▶ Set task: Find each line in the following listing that has the string "ffffff", then state the count and nothing else.

--

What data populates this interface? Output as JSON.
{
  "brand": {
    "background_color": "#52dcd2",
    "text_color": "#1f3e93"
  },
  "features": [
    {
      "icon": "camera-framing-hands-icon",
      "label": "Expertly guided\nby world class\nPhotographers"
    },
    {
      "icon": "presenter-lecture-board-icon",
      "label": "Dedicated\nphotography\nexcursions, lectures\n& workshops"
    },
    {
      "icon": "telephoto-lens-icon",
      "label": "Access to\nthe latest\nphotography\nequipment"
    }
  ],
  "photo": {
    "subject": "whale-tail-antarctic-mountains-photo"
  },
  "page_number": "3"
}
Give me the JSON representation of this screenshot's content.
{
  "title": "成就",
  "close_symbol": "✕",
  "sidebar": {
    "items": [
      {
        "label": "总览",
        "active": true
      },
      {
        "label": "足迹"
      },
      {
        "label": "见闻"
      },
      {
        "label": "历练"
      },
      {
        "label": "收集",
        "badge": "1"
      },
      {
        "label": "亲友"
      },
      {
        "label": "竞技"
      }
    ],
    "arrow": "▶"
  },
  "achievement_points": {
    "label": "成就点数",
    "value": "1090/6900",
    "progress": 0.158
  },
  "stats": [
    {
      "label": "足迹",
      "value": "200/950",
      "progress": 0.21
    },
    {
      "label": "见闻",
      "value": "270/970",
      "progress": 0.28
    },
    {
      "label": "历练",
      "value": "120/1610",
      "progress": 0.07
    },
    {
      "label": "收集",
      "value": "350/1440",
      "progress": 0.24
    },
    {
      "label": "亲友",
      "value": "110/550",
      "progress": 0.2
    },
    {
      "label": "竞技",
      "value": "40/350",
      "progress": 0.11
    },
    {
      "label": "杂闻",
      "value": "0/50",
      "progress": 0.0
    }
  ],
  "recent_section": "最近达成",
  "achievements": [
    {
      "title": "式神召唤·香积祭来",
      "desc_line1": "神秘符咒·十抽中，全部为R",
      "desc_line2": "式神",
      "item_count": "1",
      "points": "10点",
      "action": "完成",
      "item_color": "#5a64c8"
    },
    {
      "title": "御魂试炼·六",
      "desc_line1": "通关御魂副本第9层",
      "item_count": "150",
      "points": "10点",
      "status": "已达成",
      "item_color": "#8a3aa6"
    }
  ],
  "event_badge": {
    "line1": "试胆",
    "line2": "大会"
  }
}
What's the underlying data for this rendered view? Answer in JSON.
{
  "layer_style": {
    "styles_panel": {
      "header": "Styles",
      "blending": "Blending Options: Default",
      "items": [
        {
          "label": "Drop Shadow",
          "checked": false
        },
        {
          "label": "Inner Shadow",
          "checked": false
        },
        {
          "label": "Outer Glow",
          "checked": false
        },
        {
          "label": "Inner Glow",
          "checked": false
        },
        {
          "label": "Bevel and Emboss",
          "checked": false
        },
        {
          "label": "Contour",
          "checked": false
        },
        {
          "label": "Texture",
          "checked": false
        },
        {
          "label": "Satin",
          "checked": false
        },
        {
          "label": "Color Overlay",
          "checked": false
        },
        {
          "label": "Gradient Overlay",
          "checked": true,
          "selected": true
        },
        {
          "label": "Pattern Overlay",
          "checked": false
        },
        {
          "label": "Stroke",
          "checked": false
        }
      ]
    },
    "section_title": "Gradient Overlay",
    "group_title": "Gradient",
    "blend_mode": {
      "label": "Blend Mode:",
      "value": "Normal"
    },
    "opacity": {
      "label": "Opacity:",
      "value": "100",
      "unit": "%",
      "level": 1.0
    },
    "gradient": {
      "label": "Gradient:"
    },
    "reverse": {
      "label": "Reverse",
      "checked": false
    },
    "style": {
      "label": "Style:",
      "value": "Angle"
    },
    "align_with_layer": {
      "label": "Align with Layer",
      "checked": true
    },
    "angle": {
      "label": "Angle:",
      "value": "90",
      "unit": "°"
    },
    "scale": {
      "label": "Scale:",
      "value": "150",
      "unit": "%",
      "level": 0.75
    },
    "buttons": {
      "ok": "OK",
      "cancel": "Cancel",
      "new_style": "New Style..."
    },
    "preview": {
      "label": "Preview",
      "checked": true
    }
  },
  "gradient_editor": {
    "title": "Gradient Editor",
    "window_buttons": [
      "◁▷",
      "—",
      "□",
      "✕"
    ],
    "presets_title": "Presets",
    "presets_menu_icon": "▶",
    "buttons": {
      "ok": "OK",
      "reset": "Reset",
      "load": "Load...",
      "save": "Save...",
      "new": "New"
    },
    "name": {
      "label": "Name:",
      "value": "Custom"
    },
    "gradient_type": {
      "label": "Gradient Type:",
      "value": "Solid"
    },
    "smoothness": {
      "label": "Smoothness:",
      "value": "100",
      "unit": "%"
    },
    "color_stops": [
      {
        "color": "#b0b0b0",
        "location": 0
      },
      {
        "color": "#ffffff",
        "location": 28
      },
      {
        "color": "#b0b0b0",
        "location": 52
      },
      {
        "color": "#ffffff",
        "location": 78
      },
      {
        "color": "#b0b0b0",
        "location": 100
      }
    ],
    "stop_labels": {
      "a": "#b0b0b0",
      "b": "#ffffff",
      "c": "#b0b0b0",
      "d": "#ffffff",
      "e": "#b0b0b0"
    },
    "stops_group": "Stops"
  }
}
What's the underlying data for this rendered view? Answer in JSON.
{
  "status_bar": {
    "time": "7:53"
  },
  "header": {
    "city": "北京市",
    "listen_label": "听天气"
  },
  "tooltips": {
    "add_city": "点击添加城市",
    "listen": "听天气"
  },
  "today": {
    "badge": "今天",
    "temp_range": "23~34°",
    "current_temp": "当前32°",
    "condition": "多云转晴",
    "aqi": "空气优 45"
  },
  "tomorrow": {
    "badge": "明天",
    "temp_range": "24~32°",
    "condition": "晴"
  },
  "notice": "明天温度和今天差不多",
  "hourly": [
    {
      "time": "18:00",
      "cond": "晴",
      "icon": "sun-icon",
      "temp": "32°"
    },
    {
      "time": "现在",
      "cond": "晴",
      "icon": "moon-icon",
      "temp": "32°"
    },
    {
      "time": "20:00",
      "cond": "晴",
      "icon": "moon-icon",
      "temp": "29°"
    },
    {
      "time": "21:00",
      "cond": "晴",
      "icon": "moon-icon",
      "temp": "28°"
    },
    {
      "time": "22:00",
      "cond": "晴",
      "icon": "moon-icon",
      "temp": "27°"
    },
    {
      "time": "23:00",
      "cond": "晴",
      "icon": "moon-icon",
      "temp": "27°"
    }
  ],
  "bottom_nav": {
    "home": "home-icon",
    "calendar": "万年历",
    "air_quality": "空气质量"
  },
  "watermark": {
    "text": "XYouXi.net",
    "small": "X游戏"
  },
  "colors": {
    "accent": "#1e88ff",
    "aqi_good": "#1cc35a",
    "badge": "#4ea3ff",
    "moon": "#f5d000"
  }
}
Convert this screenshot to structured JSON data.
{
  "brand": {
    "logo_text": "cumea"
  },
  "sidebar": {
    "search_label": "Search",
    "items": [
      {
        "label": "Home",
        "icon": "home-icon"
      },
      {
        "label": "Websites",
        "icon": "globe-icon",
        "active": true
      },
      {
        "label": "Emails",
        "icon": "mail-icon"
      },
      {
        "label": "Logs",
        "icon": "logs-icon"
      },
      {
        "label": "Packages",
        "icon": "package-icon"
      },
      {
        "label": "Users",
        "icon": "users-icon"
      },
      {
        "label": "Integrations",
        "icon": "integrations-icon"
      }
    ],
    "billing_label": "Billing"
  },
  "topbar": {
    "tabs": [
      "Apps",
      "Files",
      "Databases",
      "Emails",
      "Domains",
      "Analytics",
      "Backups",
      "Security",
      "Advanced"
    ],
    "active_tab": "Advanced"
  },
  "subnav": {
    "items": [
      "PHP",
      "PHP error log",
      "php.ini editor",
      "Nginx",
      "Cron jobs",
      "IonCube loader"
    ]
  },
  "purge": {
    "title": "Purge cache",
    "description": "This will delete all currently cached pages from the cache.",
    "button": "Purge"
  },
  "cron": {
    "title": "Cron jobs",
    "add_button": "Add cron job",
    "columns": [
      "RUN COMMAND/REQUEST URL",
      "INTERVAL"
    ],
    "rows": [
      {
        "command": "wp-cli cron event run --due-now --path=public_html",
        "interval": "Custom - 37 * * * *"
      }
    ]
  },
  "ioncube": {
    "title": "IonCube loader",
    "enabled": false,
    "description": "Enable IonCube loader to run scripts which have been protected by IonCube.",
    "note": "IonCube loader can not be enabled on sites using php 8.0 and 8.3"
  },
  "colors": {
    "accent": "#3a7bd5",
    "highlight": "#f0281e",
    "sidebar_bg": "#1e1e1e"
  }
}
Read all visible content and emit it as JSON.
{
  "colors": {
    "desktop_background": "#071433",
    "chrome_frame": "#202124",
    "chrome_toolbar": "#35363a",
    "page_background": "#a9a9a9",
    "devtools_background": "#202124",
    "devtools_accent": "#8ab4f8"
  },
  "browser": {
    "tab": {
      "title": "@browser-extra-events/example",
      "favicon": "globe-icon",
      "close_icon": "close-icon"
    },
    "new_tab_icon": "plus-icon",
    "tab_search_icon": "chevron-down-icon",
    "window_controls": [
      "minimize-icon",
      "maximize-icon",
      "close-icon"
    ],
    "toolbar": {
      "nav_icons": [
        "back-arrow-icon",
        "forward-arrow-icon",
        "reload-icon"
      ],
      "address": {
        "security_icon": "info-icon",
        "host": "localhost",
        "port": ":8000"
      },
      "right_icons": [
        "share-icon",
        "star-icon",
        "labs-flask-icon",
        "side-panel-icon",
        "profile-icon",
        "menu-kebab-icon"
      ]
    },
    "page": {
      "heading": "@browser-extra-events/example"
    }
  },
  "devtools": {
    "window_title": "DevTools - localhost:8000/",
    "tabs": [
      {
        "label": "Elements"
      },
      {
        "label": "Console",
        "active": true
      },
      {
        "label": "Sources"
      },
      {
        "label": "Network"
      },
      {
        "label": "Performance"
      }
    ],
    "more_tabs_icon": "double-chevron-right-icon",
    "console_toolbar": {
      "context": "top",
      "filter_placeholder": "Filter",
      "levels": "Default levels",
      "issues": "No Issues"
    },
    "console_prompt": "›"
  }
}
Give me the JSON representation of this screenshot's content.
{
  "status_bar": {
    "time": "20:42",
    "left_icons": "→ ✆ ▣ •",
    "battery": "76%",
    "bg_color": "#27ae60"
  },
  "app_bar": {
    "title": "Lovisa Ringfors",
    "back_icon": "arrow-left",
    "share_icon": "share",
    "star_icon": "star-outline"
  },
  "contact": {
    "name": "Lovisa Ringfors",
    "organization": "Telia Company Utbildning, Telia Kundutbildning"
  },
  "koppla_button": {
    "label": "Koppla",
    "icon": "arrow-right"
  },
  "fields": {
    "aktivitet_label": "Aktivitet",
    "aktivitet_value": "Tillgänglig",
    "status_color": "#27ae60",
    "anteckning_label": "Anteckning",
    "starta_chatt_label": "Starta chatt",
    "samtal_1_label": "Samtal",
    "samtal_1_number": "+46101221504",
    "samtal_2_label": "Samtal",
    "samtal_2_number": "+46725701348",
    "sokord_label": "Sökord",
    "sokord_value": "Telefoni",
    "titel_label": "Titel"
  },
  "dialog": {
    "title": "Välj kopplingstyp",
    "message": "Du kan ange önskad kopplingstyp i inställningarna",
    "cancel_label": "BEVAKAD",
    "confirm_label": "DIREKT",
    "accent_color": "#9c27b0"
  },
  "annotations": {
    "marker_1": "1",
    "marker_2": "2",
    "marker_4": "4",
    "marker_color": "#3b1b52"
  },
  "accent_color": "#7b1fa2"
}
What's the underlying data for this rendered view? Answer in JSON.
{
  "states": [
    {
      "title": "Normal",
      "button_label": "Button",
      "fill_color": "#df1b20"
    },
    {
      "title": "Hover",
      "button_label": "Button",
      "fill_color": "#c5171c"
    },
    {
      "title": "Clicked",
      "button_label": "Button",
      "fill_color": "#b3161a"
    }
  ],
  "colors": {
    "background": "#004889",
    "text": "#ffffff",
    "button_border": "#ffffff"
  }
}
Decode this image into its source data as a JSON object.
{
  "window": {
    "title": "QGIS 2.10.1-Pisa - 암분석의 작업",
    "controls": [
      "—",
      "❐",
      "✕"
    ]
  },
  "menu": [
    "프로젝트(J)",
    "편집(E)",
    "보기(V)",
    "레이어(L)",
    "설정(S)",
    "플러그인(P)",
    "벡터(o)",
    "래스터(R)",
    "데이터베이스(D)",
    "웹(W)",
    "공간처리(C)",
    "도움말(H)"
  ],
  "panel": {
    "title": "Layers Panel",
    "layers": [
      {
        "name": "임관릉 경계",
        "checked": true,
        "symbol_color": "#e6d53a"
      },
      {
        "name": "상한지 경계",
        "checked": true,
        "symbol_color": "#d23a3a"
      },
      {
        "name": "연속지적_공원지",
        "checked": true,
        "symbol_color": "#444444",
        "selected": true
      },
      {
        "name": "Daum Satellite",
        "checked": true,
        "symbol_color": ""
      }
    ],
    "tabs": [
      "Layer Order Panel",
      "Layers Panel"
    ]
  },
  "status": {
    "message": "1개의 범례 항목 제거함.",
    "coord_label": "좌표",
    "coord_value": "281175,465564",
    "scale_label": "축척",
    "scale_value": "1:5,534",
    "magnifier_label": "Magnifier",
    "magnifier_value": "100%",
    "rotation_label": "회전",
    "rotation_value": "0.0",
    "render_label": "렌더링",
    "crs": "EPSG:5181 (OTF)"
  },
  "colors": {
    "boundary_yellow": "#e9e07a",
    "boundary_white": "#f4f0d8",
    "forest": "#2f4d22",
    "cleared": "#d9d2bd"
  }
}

--

▶ Answer to this task: 6